> **WRITTEN TASK**: Copy all lines below exactly as written. Leave pictures out.

---*---

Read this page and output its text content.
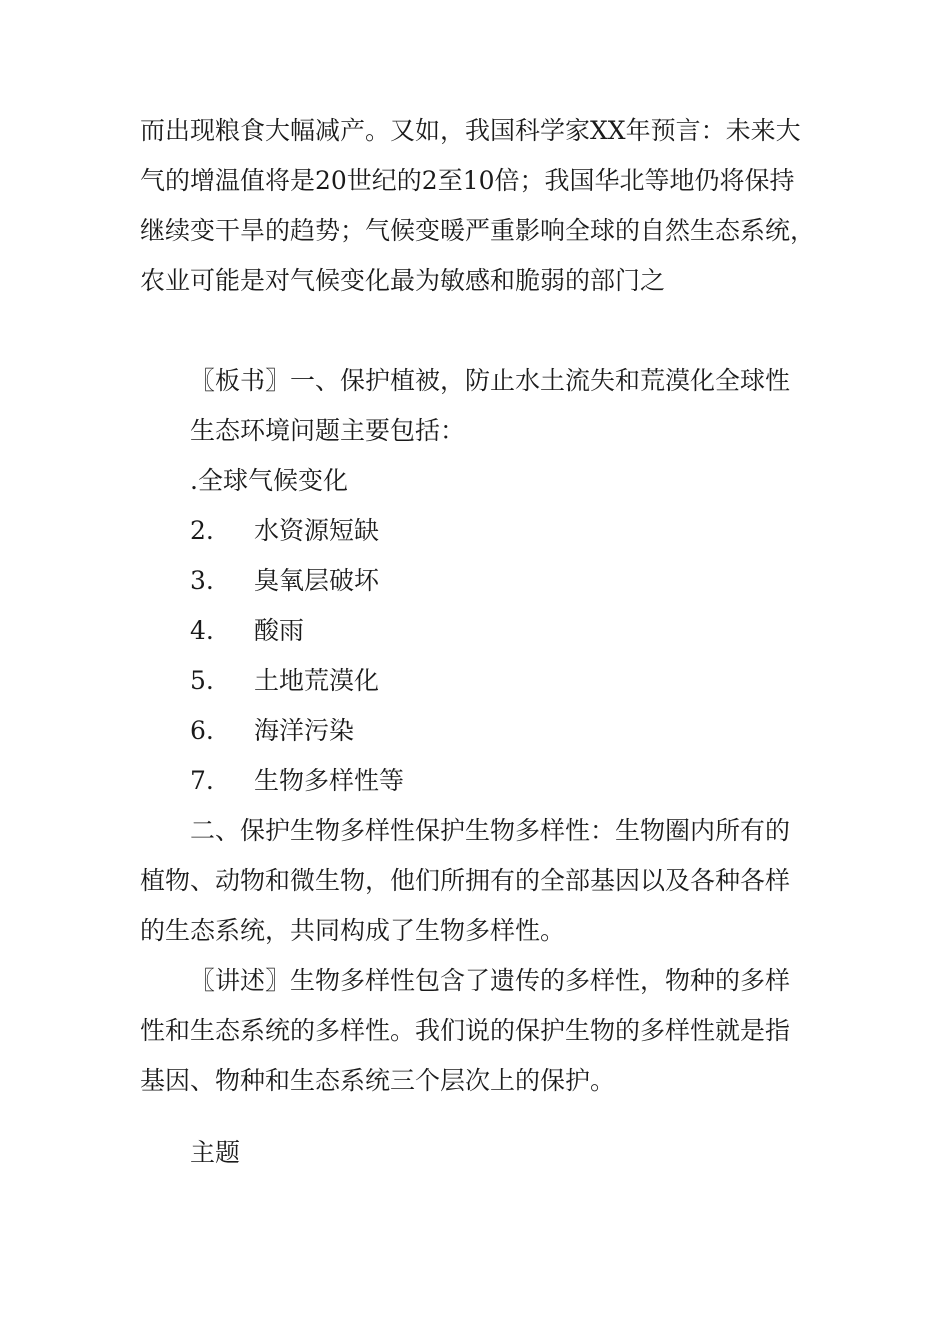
而出现粮食大幅减产。又如，我国科学家XX年预言：未来大
气的增温值将是20世纪的2至10倍；我国华北等地仍将保持
继续变干旱的趋势；气候变暖严重影响全球的自然生态系统，
农业可能是对气候变化最为敏感和脆弱的部门之
〖板书〗一、保护植被，防止水土流失和荒漠化全球性
生态环境问题主要包括：
.全球气候变化
2. 水资源短缺
3. 臭氧层破坏
4. 酸雨
5. 土地荒漠化
6. 海洋污染
7. 生物多样性等
二、保护生物多样性保护生物多样性：生物圈内所有的
植物、动物和微生物，他们所拥有的全部基因以及各种各样
的生态系统，共同构成了生物多样性。
〖讲述〗生物多样性包含了遗传的多样性，物种的多样
性和生态系统的多样性。我们说的保护生物的多样性就是指
基因、物种和生态系统三个层次上的保护。
主题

---*---

> **FULL ANSWER**:
Read this page and output its text content.
而出现粮食大幅减产。又如，我国科学家XX年预言：未来大
气的增温值将是20世纪的2至10倍；我国华北等地仍将保持
继续变干旱的趋势；气候变暖严重影响全球的自然生态系统，
农业可能是对气候变化最为敏感和脆弱的部门之
〖板书〗一、保护植被，防止水土流失和荒漠化全球性
生态环境问题主要包括：
.全球气候变化
2. 水资源短缺
3. 臭氧层破坏
4. 酸雨
5. 土地荒漠化
6. 海洋污染
7. 生物多样性等
二、保护生物多样性保护生物多样性：生物圈内所有的
植物、动物和微生物，他们所拥有的全部基因以及各种各样
的生态系统，共同构成了生物多样性。
〖讲述〗生物多样性包含了遗传的多样性，物种的多样
性和生态系统的多样性。我们说的保护生物的多样性就是指
基因、物种和生态系统三个层次上的保护。
主题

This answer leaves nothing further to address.